▶
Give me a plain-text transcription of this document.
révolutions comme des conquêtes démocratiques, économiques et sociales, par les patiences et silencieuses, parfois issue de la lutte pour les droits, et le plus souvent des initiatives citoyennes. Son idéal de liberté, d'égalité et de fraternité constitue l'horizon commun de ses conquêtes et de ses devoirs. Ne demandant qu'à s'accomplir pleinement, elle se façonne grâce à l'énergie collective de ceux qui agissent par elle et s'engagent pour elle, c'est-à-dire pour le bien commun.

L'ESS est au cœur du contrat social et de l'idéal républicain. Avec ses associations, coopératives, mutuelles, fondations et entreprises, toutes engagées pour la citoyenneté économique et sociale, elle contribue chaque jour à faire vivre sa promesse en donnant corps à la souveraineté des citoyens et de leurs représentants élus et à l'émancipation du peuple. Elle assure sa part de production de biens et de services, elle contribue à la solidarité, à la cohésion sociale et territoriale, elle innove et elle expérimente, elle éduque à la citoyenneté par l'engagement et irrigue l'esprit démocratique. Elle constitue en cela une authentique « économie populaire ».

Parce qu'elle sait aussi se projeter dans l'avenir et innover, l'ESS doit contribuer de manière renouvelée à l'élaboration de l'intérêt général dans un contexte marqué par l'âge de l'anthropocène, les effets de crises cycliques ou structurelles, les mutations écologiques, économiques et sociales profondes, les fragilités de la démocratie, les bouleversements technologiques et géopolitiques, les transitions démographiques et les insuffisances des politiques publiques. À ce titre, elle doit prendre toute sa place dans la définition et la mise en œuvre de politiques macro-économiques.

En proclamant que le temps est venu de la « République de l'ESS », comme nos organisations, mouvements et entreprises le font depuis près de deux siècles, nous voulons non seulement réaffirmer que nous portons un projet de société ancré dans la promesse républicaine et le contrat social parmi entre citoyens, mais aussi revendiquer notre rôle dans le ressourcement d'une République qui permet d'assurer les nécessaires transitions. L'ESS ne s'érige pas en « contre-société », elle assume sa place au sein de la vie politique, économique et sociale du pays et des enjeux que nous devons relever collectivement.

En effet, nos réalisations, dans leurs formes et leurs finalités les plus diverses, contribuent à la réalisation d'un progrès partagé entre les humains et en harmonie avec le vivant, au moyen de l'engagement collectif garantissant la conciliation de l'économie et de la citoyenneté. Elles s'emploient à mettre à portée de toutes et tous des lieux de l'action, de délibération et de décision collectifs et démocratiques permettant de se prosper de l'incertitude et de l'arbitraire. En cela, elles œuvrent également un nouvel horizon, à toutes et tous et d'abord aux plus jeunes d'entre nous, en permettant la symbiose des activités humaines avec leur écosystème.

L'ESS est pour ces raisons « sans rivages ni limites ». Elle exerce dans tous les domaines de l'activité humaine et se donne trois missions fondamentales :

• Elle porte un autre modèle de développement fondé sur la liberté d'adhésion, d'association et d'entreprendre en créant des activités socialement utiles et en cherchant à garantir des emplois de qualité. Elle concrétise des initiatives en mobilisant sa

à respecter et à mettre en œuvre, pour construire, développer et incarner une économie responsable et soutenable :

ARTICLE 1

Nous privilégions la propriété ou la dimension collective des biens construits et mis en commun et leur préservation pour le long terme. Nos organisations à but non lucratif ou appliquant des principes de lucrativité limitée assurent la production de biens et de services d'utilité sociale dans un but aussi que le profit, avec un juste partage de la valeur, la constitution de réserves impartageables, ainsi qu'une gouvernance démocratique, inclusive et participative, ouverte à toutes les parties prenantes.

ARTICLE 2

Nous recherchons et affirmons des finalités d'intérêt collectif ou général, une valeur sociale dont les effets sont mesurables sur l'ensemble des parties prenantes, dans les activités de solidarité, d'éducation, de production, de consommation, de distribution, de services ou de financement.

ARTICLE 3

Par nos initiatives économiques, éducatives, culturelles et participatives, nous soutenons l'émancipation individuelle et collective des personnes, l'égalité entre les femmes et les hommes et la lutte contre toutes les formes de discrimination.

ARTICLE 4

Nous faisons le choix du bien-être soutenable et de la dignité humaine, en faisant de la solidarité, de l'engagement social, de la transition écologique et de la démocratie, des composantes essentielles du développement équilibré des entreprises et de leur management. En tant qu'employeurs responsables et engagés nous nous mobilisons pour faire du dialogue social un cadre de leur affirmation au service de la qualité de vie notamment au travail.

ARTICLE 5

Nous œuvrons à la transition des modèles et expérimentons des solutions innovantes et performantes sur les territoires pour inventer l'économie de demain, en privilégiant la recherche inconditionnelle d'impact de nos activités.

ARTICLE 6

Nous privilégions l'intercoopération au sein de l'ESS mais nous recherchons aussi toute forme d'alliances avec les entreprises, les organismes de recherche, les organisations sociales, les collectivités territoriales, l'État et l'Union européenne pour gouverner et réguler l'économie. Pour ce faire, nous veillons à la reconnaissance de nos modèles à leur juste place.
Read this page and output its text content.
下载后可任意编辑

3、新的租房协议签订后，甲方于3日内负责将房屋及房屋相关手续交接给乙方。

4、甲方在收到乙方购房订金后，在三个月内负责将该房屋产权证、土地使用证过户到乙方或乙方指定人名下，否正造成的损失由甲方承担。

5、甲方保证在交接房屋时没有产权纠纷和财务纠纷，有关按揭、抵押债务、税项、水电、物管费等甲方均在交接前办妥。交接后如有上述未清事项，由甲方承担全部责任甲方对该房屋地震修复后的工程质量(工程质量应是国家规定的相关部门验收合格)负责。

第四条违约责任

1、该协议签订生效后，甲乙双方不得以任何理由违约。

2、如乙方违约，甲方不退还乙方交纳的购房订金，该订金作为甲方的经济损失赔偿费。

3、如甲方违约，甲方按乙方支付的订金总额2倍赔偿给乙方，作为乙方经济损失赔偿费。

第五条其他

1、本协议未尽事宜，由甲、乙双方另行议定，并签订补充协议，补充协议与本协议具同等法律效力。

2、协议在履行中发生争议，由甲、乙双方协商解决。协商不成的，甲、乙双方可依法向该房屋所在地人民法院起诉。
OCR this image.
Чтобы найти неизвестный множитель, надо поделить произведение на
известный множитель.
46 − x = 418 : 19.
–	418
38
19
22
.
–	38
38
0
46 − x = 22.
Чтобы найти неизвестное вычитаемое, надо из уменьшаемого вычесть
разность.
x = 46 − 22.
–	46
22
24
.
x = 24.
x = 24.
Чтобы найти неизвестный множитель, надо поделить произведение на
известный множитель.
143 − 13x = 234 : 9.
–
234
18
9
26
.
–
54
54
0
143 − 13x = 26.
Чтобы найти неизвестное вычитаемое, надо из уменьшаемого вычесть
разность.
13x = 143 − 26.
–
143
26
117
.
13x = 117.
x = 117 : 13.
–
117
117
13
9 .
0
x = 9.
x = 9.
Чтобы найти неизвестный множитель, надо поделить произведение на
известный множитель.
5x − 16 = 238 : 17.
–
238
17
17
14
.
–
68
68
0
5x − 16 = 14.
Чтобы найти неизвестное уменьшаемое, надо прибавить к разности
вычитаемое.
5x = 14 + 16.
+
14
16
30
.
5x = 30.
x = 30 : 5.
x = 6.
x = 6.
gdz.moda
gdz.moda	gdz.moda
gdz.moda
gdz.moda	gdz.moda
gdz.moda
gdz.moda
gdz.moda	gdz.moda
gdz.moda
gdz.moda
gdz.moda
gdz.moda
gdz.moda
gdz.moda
◀
Challenge: What is needed here is an exact reproduction of all the entries.

Correct answer:
Give me a plain-text transcription of this document.
révolutions comme des conquêtes démocratiques, économiques et sociales, par les patiences et silencieuses, parfois issue de la lutte pour les droits, et le plus souvent des initiatives citoyennes. Son idéal de liberté, d'égalité et de fraternité constitue l'horizon commun de ses conquêtes et de ses devoirs. Ne demandant qu'à s'accomplir pleinement, elle se façonne grâce à l'énergie collective de ceux qui agissent par elle et s'engagent pour elle, c'est-à-dire pour le bien commun.

L'ESS est au cœur du contrat social et de l'idéal républicain. Avec ses associations, coopératives, mutuelles, fondations et entreprises, toutes engagées pour la citoyenneté économique et sociale, elle contribue chaque jour à faire vivre sa promesse en donnant corps à la souveraineté des citoyens et de leurs représentants élus et à l'émancipation du peuple. Elle assure sa part de production de biens et de services, elle contribue à la solidarité, à la cohésion sociale et territoriale, elle innove et elle expérimente, elle éduque à la citoyenneté par l'engagement et irrigue l'esprit démocratique. Elle constitue en cela une authentique « économie populaire ».

Parce qu'elle sait aussi se projeter dans l'avenir et innover, l'ESS doit contribuer de manière renouvelée à l'élaboration de l'intérêt général dans un contexte marqué par l'âge de l'anthropocène, les effets de crises cycliques ou structurelles, les mutations écologiques, économiques et sociales profondes, les fragilités de la démocratie, les bouleversements technologiques et géopolitiques, les transitions démographiques et les insuffisances des politiques publiques. À ce titre, elle doit prendre toute sa place dans la définition et la mise en œuvre de politiques macro-économiques.

En proclamant que le temps est venu de la « République de l'ESS », comme nos organisations, mouvements et entreprises le font depuis près de deux siècles, nous voulons non seulement réaffirmer que nous portons un projet de société ancré dans la promesse républicaine et le contrat social parmi entre citoyens, mais aussi revendiquer notre rôle dans le ressourcement d'une République qui permet d'assurer les nécessaires transitions. L'ESS ne s'érige pas en « contre-société », elle assume sa place au sein de la vie politique, économique et sociale du pays et des enjeux que nous devons relever collectivement.

En effet, nos réalisations, dans leurs formes et leurs finalités les plus diverses, contribuent à la réalisation d'un progrès partagé entre les humains et en harmonie avec le vivant, au moyen de l'engagement collectif garantissant la conciliation de l'économie et de la citoyenneté. Elles s'emploient à mettre à portée de toutes et tous des lieux de l'action, de délibération et de décision collectifs et démocratiques permettant de se prosper de l'incertitude et de l'arbitraire. En cela, elles œuvrent également un nouvel horizon, à toutes et tous et d'abord aux plus jeunes d'entre nous, en permettant la symbiose des activités humaines avec leur écosystème.

L'ESS est pour ces raisons « sans rivages ni limites ». Elle exerce dans tous les domaines de l'activité humaine et se donne trois missions fondamentales :

• Elle porte un autre modèle de développement fondé sur la liberté d'adhésion, d'association et d'entreprendre en créant des activités socialement utiles et en cherchant à garantir des emplois de qualité. Elle concrétise des initiatives en mobilisant sa

à respecter et à mettre en œuvre, pour construire, développer et incarner une économie responsable et soutenable :

ARTICLE 1

Nous privilégions la propriété ou la dimension collective des biens construits et mis en commun et leur préservation pour le long terme. Nos organisations à but non lucratif ou appliquant des principes de lucrativité limitée assurent la production de biens et de services d'utilité sociale dans un but aussi que le profit, avec un juste partage de la valeur, la constitution de réserves impartageables, ainsi qu'une gouvernance démocratique, inclusive et participative, ouverte à toutes les parties prenantes.

ARTICLE 2

Nous recherchons et affirmons des finalités d'intérêt collectif ou général, une valeur sociale dont les effets sont mesurables sur l'ensemble des parties prenantes, dans les activités de solidarité, d'éducation, de production, de consommation, de distribution, de services ou de financement.

ARTICLE 3

Par nos initiatives économiques, éducatives, culturelles et participatives, nous soutenons l'émancipation individuelle et collective des personnes, l'égalité entre les femmes et les hommes et la lutte contre toutes les formes de discrimination.

ARTICLE 4

Nous faisons le choix du bien-être soutenable et de la dignité humaine, en faisant de la solidarité, de l'engagement social, de la transition écologique et de la démocratie, des composantes essentielles du développement équilibré des entreprises et de leur management. En tant qu'employeurs responsables et engagés nous nous mobilisons pour faire du dialogue social un cadre de leur affirmation au service de la qualité de vie notamment au travail.

ARTICLE 5

Nous œuvrons à la transition des modèles et expérimentons des solutions innovantes et performantes sur les territoires pour inventer l'économie de demain, en privilégiant la recherche inconditionnelle d'impact de nos activités.

ARTICLE 6

Nous privilégions l'intercoopération au sein de l'ESS mais nous recherchons aussi toute forme d'alliances avec les entreprises, les organismes de recherche, les organisations sociales, les collectivités territoriales, l'État et l'Union européenne pour gouverner et réguler l'économie. Pour ce faire, nous veillons à la reconnaissance de nos modèles à leur juste place.
Read this page and output its text content.
下载后可任意编辑

3、新的租房协议签订后，甲方于3日内负责将房屋及房屋相关手续交接给乙方。

4、甲方在收到乙方购房订金后，在三个月内负责将该房屋产权证、土地使用证过户到乙方或乙方指定人名下，否正造成的损失由甲方承担。

5、甲方保证在交接房屋时没有产权纠纷和财务纠纷，有关按揭、抵押债务、税项、水电、物管费等甲方均在交接前办妥。交接后如有上述未清事项，由甲方承担全部责任甲方对该房屋地震修复后的工程质量(工程质量应是国家规定的相关部门验收合格)负责。

第四条违约责任

1、该协议签订生效后，甲乙双方不得以任何理由违约。

2、如乙方违约，甲方不退还乙方交纳的购房订金，该订金作为甲方的经济损失赔偿费。

3、如甲方违约，甲方按乙方支付的订金总额2倍赔偿给乙方，作为乙方经济损失赔偿费。

第五条其他

1、本协议未尽事宜，由甲、乙双方另行议定，并签订补充协议，补充协议与本协议具同等法律效力。

2、协议在履行中发生争议，由甲、乙双方协商解决。协商不成的，甲、乙双方可依法向该房屋所在地人民法院起诉。
OCR this image.
Чтобы найти неизвестный множитель, надо поделить произведение на
известный множитель.
46 − x = 418 : 19.
–	418
38
19
22
.
–	38
38
0
46 − x = 22.
Чтобы найти неизвестное вычитаемое, надо из уменьшаемого вычесть
разность.
x = 46 − 22.
–	46
22
24
.
x = 24.
x = 24.
Чтобы найти неизвестный множитель, надо поделить произведение на
известный множитель.
143 − 13x = 234 : 9.
–
234
18
9
26
.
–
54
54
0
143 − 13x = 26.
Чтобы найти неизвестное вычитаемое, надо из уменьшаемого вычесть
разность.
13x = 143 − 26.
–
143
26
117
.
13x = 117.
x = 117 : 13.
–
117
117
13
9 .
0
x = 9.
x = 9.
Чтобы найти неизвестный множитель, надо поделить произведение на
известный множитель.
5x − 16 = 238 : 17.
–
238
17
17
14
.
–
68
68
0
5x − 16 = 14.
Чтобы найти неизвестное уменьшаемое, надо прибавить к разности
вычитаемое.
5x = 14 + 16.
+
14
16
30
.
5x = 30.
x = 30 : 5.
x = 6.
x = 6.
gdz.moda
gdz.moda	gdz.moda
gdz.moda
gdz.moda	gdz.moda
gdz.moda
gdz.moda
gdz.moda	gdz.moda
gdz.moda
gdz.moda
gdz.moda
gdz.moda
gdz.moda
gdz.moda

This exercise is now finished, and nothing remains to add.